## Task goal
Copy word for word every line below, from the first one through the line that contains "node-survival-label-line1: 存续式重整 [581,210,671,231]", including both.

Items listed in a dataset:
++++++++++++++++++++

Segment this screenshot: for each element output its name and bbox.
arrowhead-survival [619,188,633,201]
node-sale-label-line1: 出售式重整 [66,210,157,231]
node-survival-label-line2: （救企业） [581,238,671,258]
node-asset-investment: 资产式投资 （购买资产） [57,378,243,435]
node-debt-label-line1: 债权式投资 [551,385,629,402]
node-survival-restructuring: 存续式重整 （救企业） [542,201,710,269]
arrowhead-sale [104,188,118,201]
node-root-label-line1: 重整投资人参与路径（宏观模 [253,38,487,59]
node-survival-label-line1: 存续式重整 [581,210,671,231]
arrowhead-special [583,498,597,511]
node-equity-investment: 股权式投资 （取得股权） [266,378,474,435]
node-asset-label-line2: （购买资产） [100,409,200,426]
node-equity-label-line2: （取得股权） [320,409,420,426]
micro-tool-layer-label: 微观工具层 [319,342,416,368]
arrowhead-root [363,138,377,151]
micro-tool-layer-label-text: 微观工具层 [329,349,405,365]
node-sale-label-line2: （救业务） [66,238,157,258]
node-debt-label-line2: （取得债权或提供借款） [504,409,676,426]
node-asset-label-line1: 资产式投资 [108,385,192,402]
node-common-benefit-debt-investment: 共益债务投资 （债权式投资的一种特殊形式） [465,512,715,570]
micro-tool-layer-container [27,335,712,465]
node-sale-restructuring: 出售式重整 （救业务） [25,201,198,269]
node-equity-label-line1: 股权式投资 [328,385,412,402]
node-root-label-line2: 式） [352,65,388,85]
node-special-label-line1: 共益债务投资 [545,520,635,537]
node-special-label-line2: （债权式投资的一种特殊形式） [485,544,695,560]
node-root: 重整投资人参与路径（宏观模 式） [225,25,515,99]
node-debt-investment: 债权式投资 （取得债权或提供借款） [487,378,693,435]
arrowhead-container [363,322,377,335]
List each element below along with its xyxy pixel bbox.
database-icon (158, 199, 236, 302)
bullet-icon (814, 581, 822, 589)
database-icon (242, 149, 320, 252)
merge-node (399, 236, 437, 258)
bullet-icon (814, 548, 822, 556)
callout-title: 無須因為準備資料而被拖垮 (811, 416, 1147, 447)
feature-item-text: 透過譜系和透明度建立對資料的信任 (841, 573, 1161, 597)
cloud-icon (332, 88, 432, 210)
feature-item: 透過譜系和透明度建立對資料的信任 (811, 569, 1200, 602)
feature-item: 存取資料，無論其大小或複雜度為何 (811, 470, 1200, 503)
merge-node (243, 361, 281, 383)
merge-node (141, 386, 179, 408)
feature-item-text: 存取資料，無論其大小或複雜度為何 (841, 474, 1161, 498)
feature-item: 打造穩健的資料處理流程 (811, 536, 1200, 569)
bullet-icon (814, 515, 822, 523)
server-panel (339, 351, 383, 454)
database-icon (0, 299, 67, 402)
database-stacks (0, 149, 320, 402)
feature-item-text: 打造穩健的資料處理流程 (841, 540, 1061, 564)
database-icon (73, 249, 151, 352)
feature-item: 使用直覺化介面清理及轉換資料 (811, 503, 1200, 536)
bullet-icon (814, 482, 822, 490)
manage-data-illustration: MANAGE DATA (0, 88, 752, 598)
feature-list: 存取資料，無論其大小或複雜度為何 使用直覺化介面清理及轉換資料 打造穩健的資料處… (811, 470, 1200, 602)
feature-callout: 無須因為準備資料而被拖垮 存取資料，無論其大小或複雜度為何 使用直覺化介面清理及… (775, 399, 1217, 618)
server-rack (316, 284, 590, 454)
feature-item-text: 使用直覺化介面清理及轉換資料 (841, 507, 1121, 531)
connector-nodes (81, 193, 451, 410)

++++++++++++++++++++

## Exercise solution
Segment this screenshot: for each element output its name and bbox.
arrowhead-survival [619,188,633,201]
node-sale-label-line1: 出售式重整 [66,210,157,231]
node-survival-label-line2: （救企业） [581,238,671,258]
node-asset-investment: 资产式投资 （购买资产） [57,378,243,435]
node-debt-label-line1: 债权式投资 [551,385,629,402]
node-survival-restructuring: 存续式重整 （救企业） [542,201,710,269]
arrowhead-sale [104,188,118,201]
node-root-label-line1: 重整投资人参与路径（宏观模 [253,38,487,59]
node-survival-label-line1: 存续式重整 [581,210,671,231]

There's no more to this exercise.